### DATASET ENTRIES
::::::

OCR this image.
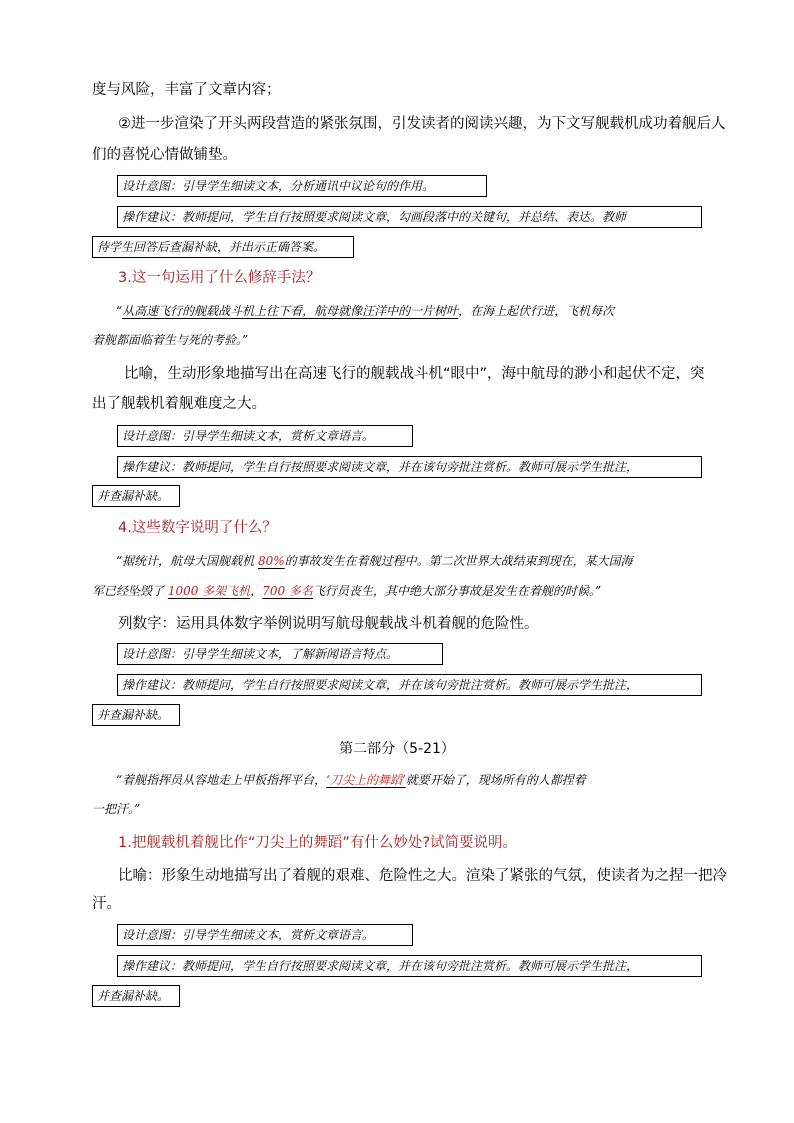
度与风险，丰富了文章内容；
②进一步渲染了开头两段营造的紧张氛围，引发读者的阅读兴趣，为下文写舰载机成功着舰后人
们的喜悦心情做铺垫。
设计意图：引导学生细读文本，分析通讯中议论句的作用。
操作建议：教师提问，学生自行按照要求阅读文章，勾画段落中的关键句，并总结、表达。教师
待学生回答后查漏补缺，并出示正确答案。
3.这一句运用了什么修辞手法？
“从高速飞行的舰载战斗机上往下看，航母就像汪洋中的一片树叶，在海上起伏行进，飞机每次
着舰都面临着生与死的考验。”
比喻，生动形象地描写出在高速飞行的舰载战斗机“眼中”，海中航母的渺小和起伏不定，突
出了舰载机着舰难度之大。
设计意图：引导学生细读文本，赏析文章语言。
操作建议：教师提问，学生自行按照要求阅读文章，并在该句旁批注赏析。教师可展示学生批注，
并查漏补缺。
4.这些数字说明了什么？
“据统计，航母大国舰载机 80%的事故发生在着舰过程中。第二次世界大战结束到现在，某大国海
军已经坠毁了 1000 多架飞机，700 多名飞行员丧生，其中绝大部分事故是发生在着舰的时候。”
列数字：运用具体数字举例说明写航母舰载战斗机着舰的危险性。
设计意图：引导学生细读文本，了解新闻语言特点。
操作建议：教师提问，学生自行按照要求阅读文章，并在该句旁批注赏析。教师可展示学生批注，
并查漏补缺。
第二部分（5-21）
“着舰指挥员从容地走上甲板指挥平台，‘刀尖上的舞蹈’就要开始了，现场所有的人都捏着
一把汗。”
1.把舰载机着舰比作“刀尖上的舞蹈”有什么妙处?试简要说明。
比喻：形象生动地描写出了着舰的艰难、危险性之大。渲染了紧张的气氛，使读者为之捏一把冷
汗。
设计意图：引导学生细读文本，赏析文章语言。
操作建议：教师提问，学生自行按照要求阅读文章，并在该句旁批注赏析。教师可展示学生批注，
并查漏补缺。
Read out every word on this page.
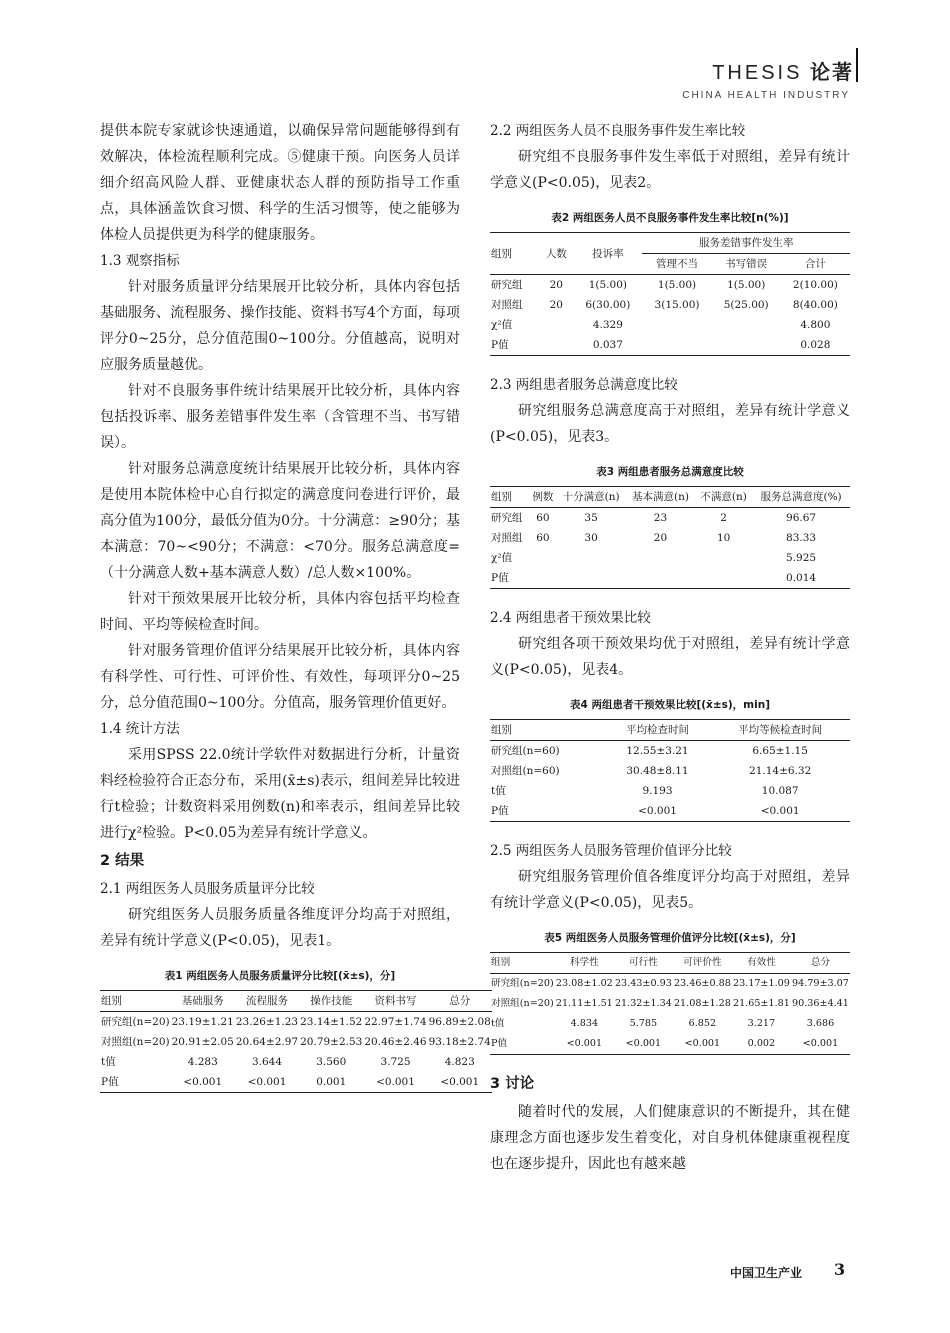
THESIS 论著
CHINA HEALTH INDUSTRY

提供本院专家就诊快速通道，以确保异常问题能够得到有效解决，体检流程顺利完成。⑤健康干预。向医务人员详细介绍高风险人群、亚健康状态人群的预防指导工作重点，具体涵盖饮食习惯、科学的生活习惯等，使之能够为体检人员提供更为科学的健康服务。

1.3 观察指标

针对服务质量评分结果展开比较分析，具体内容包括基础服务、流程服务、操作技能、资料书写4个方面，每项评分0~25分，总分值范围0~100分。分值越高，说明对应服务质量越优。

针对不良服务事件统计结果展开比较分析，具体内容包括投诉率、服务差错事件发生率（含管理不当、书写错误）。

针对服务总满意度统计结果展开比较分析，具体内容是使用本院体检中心自行拟定的满意度问卷进行评价，最高分值为100分，最低分值为0分。十分满意：≥90分；基本满意：70~<90分；不满意：<70分。服务总满意度=（十分满意人数+基本满意人数）/总人数×100%。

针对干预效果展开比较分析，具体内容包括平均检查时间、平均等候检查时间。

针对服务管理价值评分结果展开比较分析，具体内容有科学性、可行性、可评价性、有效性，每项评分0~25分，总分值范围0~100分。分值高，服务管理价值更好。

1.4 统计方法

采用SPSS 22.0统计学软件对数据进行分析，计量资料经检验符合正态分布，采用(x̄±s)表示，组间差异比较进行t检验；计数资料采用例数(n)和率表示，组间差异比较进行χ²检验。P<0.05为差异有统计学意义。

2 结果
2.1 两组医务人员服务质量评分比较

研究组医务人员服务质量各维度评分均高于对照组，差异有统计学意义(P<0.05)，见表1。

表1 两组医务人员服务质量评分比较[(x̄±s)，分]
组别	基础服务	流程服务	操作技能	资料书写	总分
研究组(n=20)	23.19±1.21	23.26±1.23	23.14±1.52	22.97±1.74	96.89±2.08
对照组(n=20)	20.91±2.05	20.64±2.97	20.79±2.53	20.46±2.46	93.18±2.74
t值	4.283	3.644	3.560	3.725	4.823
P值	<0.001	<0.001	0.001	<0.001	<0.001
2.2 两组医务人员不良服务事件发生率比较

研究组不良服务事件发生率低于对照组，差异有统计学意义(P<0.05)，见表2。

表2 两组医务人员不良服务事件发生率比较[n(%)]
组别	人数	投诉率	服务差错事件发生率		
			管理不当	书写错误	合计
研究组	20	1(5.00)	1(5.00)	1(5.00)	2(10.00)
对照组	20	6(30.00)	3(15.00)	5(25.00)	8(40.00)
χ²值		4.329			4.800
P值		0.037			0.028
2.3 两组患者服务总满意度比较

研究组服务总满意度高于对照组，差异有统计学意义(P<0.05)，见表3。

表3 两组患者服务总满意度比较
组别	例数	十分满意(n)	基本满意(n)	不满意(n)	服务总满意度(%)
研究组	60	35	23	2	96.67
对照组	60	30	20	10	83.33
χ²值					5.925
P值					0.014
2.4 两组患者干预效果比较

研究组各项干预效果均优于对照组，差异有统计学意义(P<0.05)，见表4。

表4 两组患者干预效果比较[(x̄±s)，min]
组别	平均检查时间	平均等候检查时间
研究组(n=60)	12.55±3.21	6.65±1.15
对照组(n=60)	30.48±8.11	21.14±6.32
t值	9.193	10.087
P值	<0.001	<0.001
2.5 两组医务人员服务管理价值评分比较

研究组服务管理价值各维度评分均高于对照组，差异有统计学意义(P<0.05)，见表5。

表5 两组医务人员服务管理价值评分比较[(x̄±s)，分]
组别	科学性	可行性	可评价性	有效性	总分
研究组(n=20)	23.08±1.02	23.43±0.93	23.46±0.88	23.17±1.09	94.79±3.07
对照组(n=20)	21.11±1.51	21.32±1.34	21.08±1.28	21.65±1.81	90.36±4.41
t值	4.834	5.785	6.852	3.217	3.686
P值	<0.001	<0.001	<0.001	0.002	<0.001
3 讨论

随着时代的发展，人们健康意识的不断提升，其在健康理念方面也逐步发生着变化，对自身机体健康重视程度也在逐步提升，因此也有越来越

中国卫生产业 3
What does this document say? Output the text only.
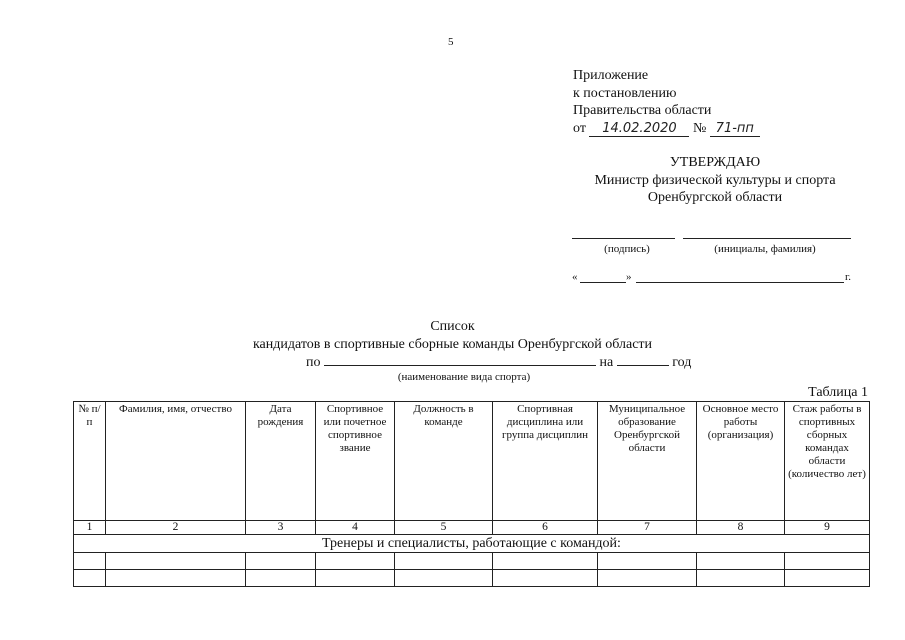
5
Приложение
к постановлению
Правительства области
от 14.02.2020 № 71-пп
УТВЕРЖДАЮ
Министр физической культуры и спорта
Оренбургской области
(подпись)	(инициалы, фамилия)
«	»	г.
Список
кандидатов в спортивные сборные команды Оренбургской области
по	на	год
(наименование вида спорта)
Таблица 1
№ п/п	Фамилия, имя, отчество	Дата рождения	Спортивное или почетное спортивное звание	Должность в команде	Спортивная дисциплина или группа дисциплин	Муниципальное образование Оренбургской области	Основное место работы (организация)	Стаж работы в спортивных сборных командах области (количество лет)
1	2	3	4	5	6	7	8	9
Тренеры и специалисты, работающие с командой:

::::::

### WRITTEN TASK
Copy every line of the data exactly as written, excluding the pictures.

### TASK OUTPUT
OCR this image.
度与风险，丰富了文章内容；
②进一步渲染了开头两段营造的紧张氛围，引发读者的阅读兴趣，为下文写舰载机成功着舰后人
们的喜悦心情做铺垫。
设计意图：引导学生细读文本，分析通讯中议论句的作用。
操作建议：教师提问，学生自行按照要求阅读文章，勾画段落中的关键句，并总结、表达。教师
待学生回答后查漏补缺，并出示正确答案。
3.这一句运用了什么修辞手法？
“从高速飞行的舰载战斗机上往下看，航母就像汪洋中的一片树叶，在海上起伏行进，飞机每次
着舰都面临着生与死的考验。”
比喻，生动形象地描写出在高速飞行的舰载战斗机“眼中”，海中航母的渺小和起伏不定，突
出了舰载机着舰难度之大。
设计意图：引导学生细读文本，赏析文章语言。
操作建议：教师提问，学生自行按照要求阅读文章，并在该句旁批注赏析。教师可展示学生批注，
并查漏补缺。
4.这些数字说明了什么？
“据统计，航母大国舰载机 80%的事故发生在着舰过程中。第二次世界大战结束到现在，某大国海
军已经坠毁了 1000 多架飞机，700 多名飞行员丧生，其中绝大部分事故是发生在着舰的时候。”
列数字：运用具体数字举例说明写航母舰载战斗机着舰的危险性。
设计意图：引导学生细读文本，了解新闻语言特点。
操作建议：教师提问，学生自行按照要求阅读文章，并在该句旁批注赏析。教师可展示学生批注，
并查漏补缺。
第二部分（5-21）
“着舰指挥员从容地走上甲板指挥平台，‘刀尖上的舞蹈’就要开始了，现场所有的人都捏着
一把汗。”
1.把舰载机着舰比作“刀尖上的舞蹈”有什么妙处?试简要说明。
比喻：形象生动地描写出了着舰的艰难、危险性之大。渲染了紧张的气氛，使读者为之捏一把冷
汗。
设计意图：引导学生细读文本，赏析文章语言。
操作建议：教师提问，学生自行按照要求阅读文章，并在该句旁批注赏析。教师可展示学生批注，
并查漏补缺。
Read out every word on this page.
THESIS 论著
CHINA HEALTH INDUSTRY

提供本院专家就诊快速通道，以确保异常问题能够得到有效解决，体检流程顺利完成。⑤健康干预。向医务人员详细介绍高风险人群、亚健康状态人群的预防指导工作重点，具体涵盖饮食习惯、科学的生活习惯等，使之能够为体检人员提供更为科学的健康服务。

1.3 观察指标

针对服务质量评分结果展开比较分析，具体内容包括基础服务、流程服务、操作技能、资料书写4个方面，每项评分0~25分，总分值范围0~100分。分值越高，说明对应服务质量越优。

针对不良服务事件统计结果展开比较分析，具体内容包括投诉率、服务差错事件发生率（含管理不当、书写错误）。

针对服务总满意度统计结果展开比较分析，具体内容是使用本院体检中心自行拟定的满意度问卷进行评价，最高分值为100分，最低分值为0分。十分满意：≥90分；基本满意：70~<90分；不满意：<70分。服务总满意度=（十分满意人数+基本满意人数）/总人数×100%。

针对干预效果展开比较分析，具体内容包括平均检查时间、平均等候检查时间。

针对服务管理价值评分结果展开比较分析，具体内容有科学性、可行性、可评价性、有效性，每项评分0~25分，总分值范围0~100分。分值高，服务管理价值更好。

1.4 统计方法

采用SPSS 22.0统计学软件对数据进行分析，计量资料经检验符合正态分布，采用(x̄±s)表示，组间差异比较进行t检验；计数资料采用例数(n)和率表示，组间差异比较进行χ²检验。P<0.05为差异有统计学意义。

2 结果
2.1 两组医务人员服务质量评分比较

研究组医务人员服务质量各维度评分均高于对照组，差异有统计学意义(P<0.05)，见表1。

表1 两组医务人员服务质量评分比较[(x̄±s)，分]
组别	基础服务	流程服务	操作技能	资料书写	总分
研究组(n=20)	23.19±1.21	23.26±1.23	23.14±1.52	22.97±1.74	96.89±2.08
对照组(n=20)	20.91±2.05	20.64±2.97	20.79±2.53	20.46±2.46	93.18±2.74
t值	4.283	3.644	3.560	3.725	4.823
P值	<0.001	<0.001	0.001	<0.001	<0.001
2.2 两组医务人员不良服务事件发生率比较

研究组不良服务事件发生率低于对照组，差异有统计学意义(P<0.05)，见表2。

表2 两组医务人员不良服务事件发生率比较[n(%)]
组别	人数	投诉率	服务差错事件发生率		
			管理不当	书写错误	合计
研究组	20	1(5.00)	1(5.00)	1(5.00)	2(10.00)
对照组	20	6(30.00)	3(15.00)	5(25.00)	8(40.00)
χ²值		4.329			4.800
P值		0.037			0.028
2.3 两组患者服务总满意度比较

研究组服务总满意度高于对照组，差异有统计学意义(P<0.05)，见表3。

表3 两组患者服务总满意度比较
组别	例数	十分满意(n)	基本满意(n)	不满意(n)	服务总满意度(%)
研究组	60	35	23	2	96.67
对照组	60	30	20	10	83.33
χ²值					5.925
P值					0.014
2.4 两组患者干预效果比较

研究组各项干预效果均优于对照组，差异有统计学意义(P<0.05)，见表4。

表4 两组患者干预效果比较[(x̄±s)，min]
组别	平均检查时间	平均等候检查时间
研究组(n=60)	12.55±3.21	6.65±1.15
对照组(n=60)	30.48±8.11	21.14±6.32
t值	9.193	10.087
P值	<0.001	<0.001
2.5 两组医务人员服务管理价值评分比较

研究组服务管理价值各维度评分均高于对照组，差异有统计学意义(P<0.05)，见表5。

表5 两组医务人员服务管理价值评分比较[(x̄±s)，分]
组别	科学性	可行性	可评价性	有效性	总分
研究组(n=20)	23.08±1.02	23.43±0.93	23.46±0.88	23.17±1.09	94.79±3.07
对照组(n=20)	21.11±1.51	21.32±1.34	21.08±1.28	21.65±1.81	90.36±4.41
t值	4.834	5.785	6.852	3.217	3.686
P值	<0.001	<0.001	<0.001	0.002	<0.001
3 讨论

随着时代的发展，人们健康意识的不断提升，其在健康理念方面也逐步发生着变化，对自身机体健康重视程度也在逐步提升，因此也有越来越

中国卫生产业 3
What does this document say? Output the text only.
5
Приложение
к постановлению
Правительства области
от 14.02.2020 № 71-пп
УТВЕРЖДАЮ
Министр физической культуры и спорта
Оренбургской области
(подпись)	(инициалы, фамилия)
«	»	г.
Список
кандидатов в спортивные сборные команды Оренбургской области
по	на	год
(наименование вида спорта)
Таблица 1
№ п/п	Фамилия, имя, отчество	Дата рождения	Спортивное или почетное спортивное звание	Должность в команде	Спортивная дисциплина или группа дисциплин	Муниципальное образование Оренбургской области	Основное место работы (организация)	Стаж работы в спортивных сборных командах области (количество лет)
1	2	3	4	5	6	7	8	9
Тренеры и специалисты, работающие с командой:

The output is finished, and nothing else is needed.